======== Records shown ========

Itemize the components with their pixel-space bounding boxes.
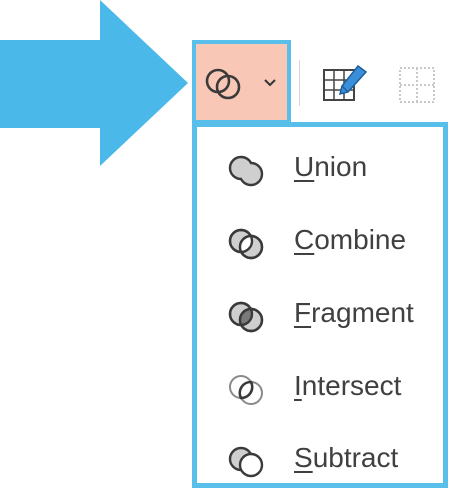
merge-shapes-button[interactable] xyxy=(192,40,291,124)
menu-item-combine[interactable]: Combine xyxy=(197,211,443,271)
chevron-down-icon[interactable] xyxy=(264,79,276,87)
merge-shapes-icon xyxy=(205,68,241,100)
union-icon xyxy=(228,155,264,187)
menu-item-label: Fragment xyxy=(294,297,414,328)
menu-item-label: Subtract xyxy=(294,442,399,473)
menu-item-label: Union xyxy=(294,151,368,182)
toolbar-divider xyxy=(299,60,300,106)
fragment-icon xyxy=(228,301,264,333)
menu-item-label: Combine xyxy=(294,224,407,255)
menu-item-fragment[interactable]: Fragment xyxy=(197,284,443,344)
intersect-icon xyxy=(229,375,263,405)
subtract-icon xyxy=(228,446,264,478)
pointer-arrow-icon xyxy=(0,0,188,166)
combine-icon xyxy=(228,228,264,260)
menu-item-intersect[interactable]: Intersect xyxy=(197,357,443,417)
menu-item-subtract[interactable]: Subtract xyxy=(197,429,443,489)
edit-shape-icon[interactable] xyxy=(322,64,368,104)
gridlines-icon[interactable] xyxy=(398,66,438,106)
merge-shapes-menu: Union Combine Fragment Intersect Subtrac… xyxy=(192,122,448,488)
menu-item-label: Intersect xyxy=(294,370,402,401)
menu-item-union[interactable]: Union xyxy=(197,138,443,198)
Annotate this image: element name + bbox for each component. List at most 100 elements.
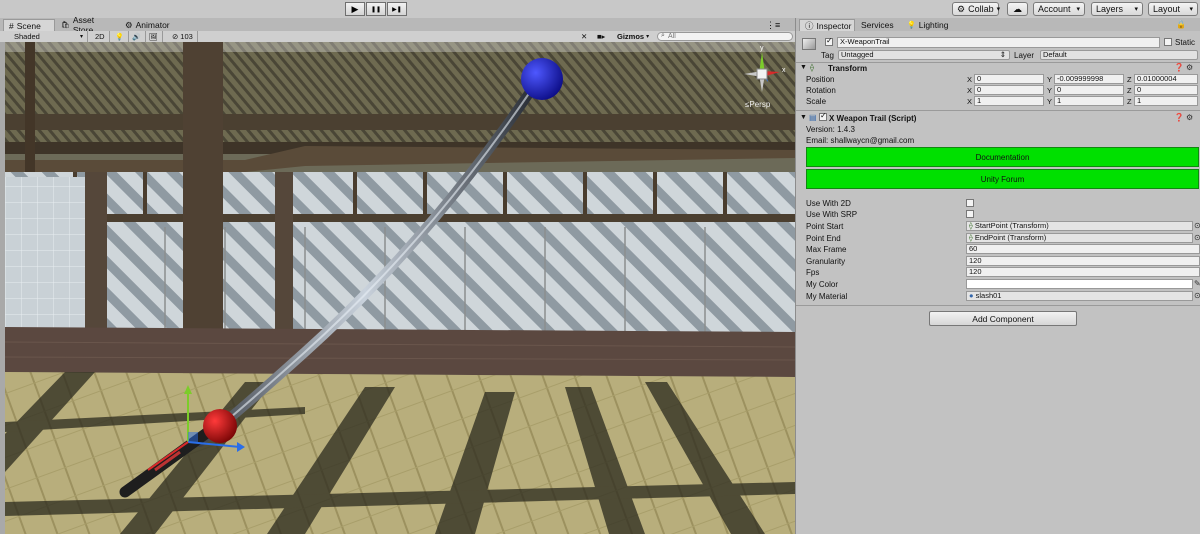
- camera-icon[interactable]: ■▸: [597, 31, 605, 42]
- scale-y-field[interactable]: 1: [1054, 96, 1124, 106]
- shading-mode-dropdown[interactable]: Shaded ▾: [10, 31, 88, 42]
- scale-x-field[interactable]: 1: [974, 96, 1044, 106]
- scene-render: y x: [5, 42, 795, 534]
- point-end-value: EndPoint (Transform): [974, 233, 1047, 242]
- lighting-icon: 💡: [907, 22, 916, 29]
- point-end-label: Point End: [806, 234, 841, 243]
- hidden-objects-toggle[interactable]: ⊘ 103: [168, 31, 198, 42]
- active-checkbox[interactable]: [825, 36, 833, 46]
- scene-viewport[interactable]: y x ≤Persp: [5, 42, 795, 534]
- object-picker-icon[interactable]: ⊙: [1194, 291, 1200, 300]
- transform-icon: ⟠: [969, 221, 973, 230]
- layout-dropdown[interactable]: Layout ▾: [1148, 2, 1198, 16]
- cloud-button[interactable]: ☁: [1007, 2, 1028, 16]
- layer-label: Layer: [1014, 51, 1035, 60]
- max-frame-field[interactable]: 60: [966, 244, 1200, 254]
- tab-menu-icon[interactable]: ⋮≡: [766, 20, 780, 31]
- chevron-down-icon: ▾: [79, 34, 83, 40]
- tab-lighting[interactable]: 💡 Lighting: [902, 19, 952, 31]
- layer-dropdown[interactable]: Default: [1040, 50, 1198, 60]
- mode-2d-label: 2D: [95, 32, 105, 41]
- rotation-x-field[interactable]: 0: [974, 85, 1044, 95]
- chevron-down-icon: ▾: [1134, 6, 1138, 13]
- step-button[interactable]: ▶❚: [387, 2, 407, 16]
- play-button[interactable]: ▶: [345, 2, 365, 16]
- tag-dropdown[interactable]: Untagged ⇕: [838, 50, 1010, 60]
- layers-dropdown[interactable]: Layers ▾: [1091, 2, 1143, 16]
- foldout-arrow-icon[interactable]: ▼: [800, 64, 807, 71]
- eyedropper-icon[interactable]: ✎: [1194, 279, 1200, 288]
- collab-label: Collab: [968, 4, 994, 14]
- my-color-label: My Color: [806, 280, 839, 289]
- object-name-field[interactable]: X-WeaponTrail: [837, 37, 1160, 48]
- tools-icon[interactable]: ✕: [581, 31, 587, 42]
- unity-forum-button[interactable]: Unity Forum: [806, 169, 1199, 189]
- static-checkbox[interactable]: [1164, 38, 1172, 46]
- documentation-button[interactable]: Documentation: [806, 147, 1199, 167]
- use-with-srp-checkbox[interactable]: [966, 210, 974, 218]
- use-with-2d-checkbox[interactable]: [966, 199, 974, 207]
- help-icon[interactable]: ❓: [1174, 63, 1184, 72]
- rotation-y-field[interactable]: 0: [1054, 85, 1124, 95]
- search-icon: ⌕: [661, 32, 665, 39]
- tab-label: Inspector: [816, 20, 852, 31]
- info-icon: ⓘ: [805, 20, 814, 31]
- settings-icon[interactable]: ⚙: [1186, 113, 1193, 122]
- transform-title: Transform: [828, 64, 868, 73]
- collab-dropdown[interactable]: ⚙ Collab ▾: [952, 2, 1000, 16]
- tab-services[interactable]: Services: [856, 19, 900, 31]
- tab-asset-store[interactable]: 🛍 Asset Store: [56, 15, 118, 35]
- account-dropdown[interactable]: Account ▾: [1033, 2, 1085, 16]
- granularity-field[interactable]: 120: [966, 256, 1200, 266]
- script-enabled-checkbox[interactable]: [819, 111, 827, 121]
- scene-search-input[interactable]: [668, 33, 788, 40]
- static-label: Static: [1175, 38, 1196, 47]
- toggle-2d-button[interactable]: 2D: [91, 31, 110, 42]
- eye-icon: ⊘: [172, 32, 179, 41]
- axis-y-label: Y: [1047, 86, 1053, 95]
- effects-dropdown[interactable]: 🖼: [145, 31, 163, 42]
- my-material-field[interactable]: ● slash01: [966, 291, 1193, 301]
- fps-field[interactable]: 120: [966, 267, 1200, 277]
- foldout-arrow-icon[interactable]: ▼: [800, 114, 807, 121]
- my-material-value: slash01: [975, 291, 1002, 300]
- my-color-swatch[interactable]: [966, 279, 1193, 289]
- object-picker-icon[interactable]: ⊙: [1194, 221, 1200, 230]
- point-end-field[interactable]: ⟠ EndPoint (Transform): [966, 233, 1193, 243]
- tab-scene[interactable]: # Scene: [3, 19, 55, 31]
- point-start-label: Point Start: [806, 222, 844, 231]
- lighting-toggle[interactable]: 💡: [111, 31, 129, 42]
- audio-toggle[interactable]: 🔊: [128, 31, 146, 42]
- chevron-down-icon: ▾: [1076, 6, 1080, 13]
- grid-icon: #: [9, 20, 14, 31]
- gizmos-dropdown[interactable]: Gizmos ▾: [617, 31, 649, 42]
- pause-button[interactable]: ❚❚: [366, 2, 386, 16]
- position-z-field[interactable]: 0.01000004: [1134, 74, 1198, 84]
- tab-inspector[interactable]: ⓘ Inspector: [799, 19, 855, 31]
- scale-z-field[interactable]: 1: [1134, 96, 1198, 106]
- use-with-2d-label: Use With 2D: [806, 199, 851, 208]
- chevron-down-icon: ▾: [1189, 6, 1193, 13]
- play-icon: ▶: [351, 3, 359, 14]
- scene-search-field[interactable]: ⌕: [657, 32, 793, 41]
- perspective-label[interactable]: ≤Persp: [745, 100, 770, 109]
- object-picker-icon[interactable]: ⊙: [1194, 233, 1200, 242]
- settings-icon[interactable]: ⚙: [1186, 63, 1193, 72]
- transform-icon: ⟠: [810, 63, 814, 72]
- gameobject-icon: [802, 38, 816, 50]
- add-component-button[interactable]: Add Component: [929, 311, 1077, 326]
- axis-z-label: Z: [1127, 75, 1132, 84]
- position-y-field[interactable]: -0.009999998: [1054, 74, 1124, 84]
- rotation-z-field[interactable]: 0: [1134, 85, 1198, 95]
- svg-text:y: y: [760, 45, 764, 52]
- help-icon[interactable]: ❓: [1174, 113, 1184, 122]
- tab-animator[interactable]: ⚙ Animator: [120, 19, 176, 31]
- axis-z-label: Z: [1127, 86, 1132, 95]
- axis-z-label: Z: [1127, 97, 1132, 106]
- version-text: Version: 1.4.3: [806, 125, 855, 134]
- divider: [796, 110, 1200, 111]
- layout-label: Layout: [1153, 4, 1181, 14]
- lock-icon[interactable]: 🔒: [1176, 20, 1186, 29]
- position-x-field[interactable]: 0: [974, 74, 1044, 84]
- point-start-field[interactable]: ⟠ StartPoint (Transform): [966, 221, 1193, 231]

========

* What the exercise asks *
Please transcribe the lines above, starting with the line containing "- camera-icon[interactable]: ■▸: [597, 31, 605, 42]" and going on through the line containing "- tools-icon[interactable]: ✕: [581, 31, 587, 42]", both included.

* The completed task *
- camera-icon[interactable]: ■▸: [597, 31, 605, 42]
- scale-y-field[interactable]: 1: [1054, 96, 1124, 106]
- shading-mode-dropdown[interactable]: Shaded ▾: [10, 31, 88, 42]
- scale-x-field[interactable]: 1: [974, 96, 1044, 106]
- scene-render: y x: [5, 42, 795, 534]
- point-end-value: EndPoint (Transform): [974, 233, 1047, 242]
- lighting-icon: 💡: [907, 22, 916, 29]
- point-end-label: Point End: [806, 234, 841, 243]
- hidden-objects-toggle[interactable]: ⊘ 103: [168, 31, 198, 42]
- active-checkbox[interactable]: [825, 36, 833, 46]
- scene-viewport[interactable]: y x ≤Persp: [5, 42, 795, 534]
- object-picker-icon[interactable]: ⊙: [1194, 291, 1200, 300]
- transform-icon: ⟠: [969, 221, 973, 230]
- layout-dropdown[interactable]: Layout ▾: [1148, 2, 1198, 16]
- cloud-button[interactable]: ☁: [1007, 2, 1028, 16]
- layer-label: Layer: [1014, 51, 1035, 60]
- max-frame-field[interactable]: 60: [966, 244, 1200, 254]
- tab-menu-icon[interactable]: ⋮≡: [766, 20, 780, 31]
- chevron-down-icon: ▾: [79, 34, 83, 40]
- tab-lighting[interactable]: 💡 Lighting: [902, 19, 952, 31]
- layer-dropdown[interactable]: Default: [1040, 50, 1198, 60]
- mode-2d-label: 2D: [95, 32, 105, 41]
- rotation-x-field[interactable]: 0: [974, 85, 1044, 95]
- chevron-down-icon: ▾: [1134, 6, 1138, 13]
- step-button[interactable]: ▶❚: [387, 2, 407, 16]
- play-button[interactable]: ▶: [345, 2, 365, 16]
- tag-dropdown[interactable]: Untagged ⇕: [838, 50, 1010, 60]
- layers-dropdown[interactable]: Layers ▾: [1091, 2, 1143, 16]
- foldout-arrow-icon[interactable]: ▼: [800, 64, 807, 71]
- eyedropper-icon[interactable]: ✎: [1194, 279, 1200, 288]
- collab-label: Collab: [968, 4, 994, 14]
- my-color-label: My Color: [806, 280, 839, 289]
- object-name-field[interactable]: X-WeaponTrail: [837, 37, 1160, 48]
- tools-icon[interactable]: ✕: [581, 31, 587, 42]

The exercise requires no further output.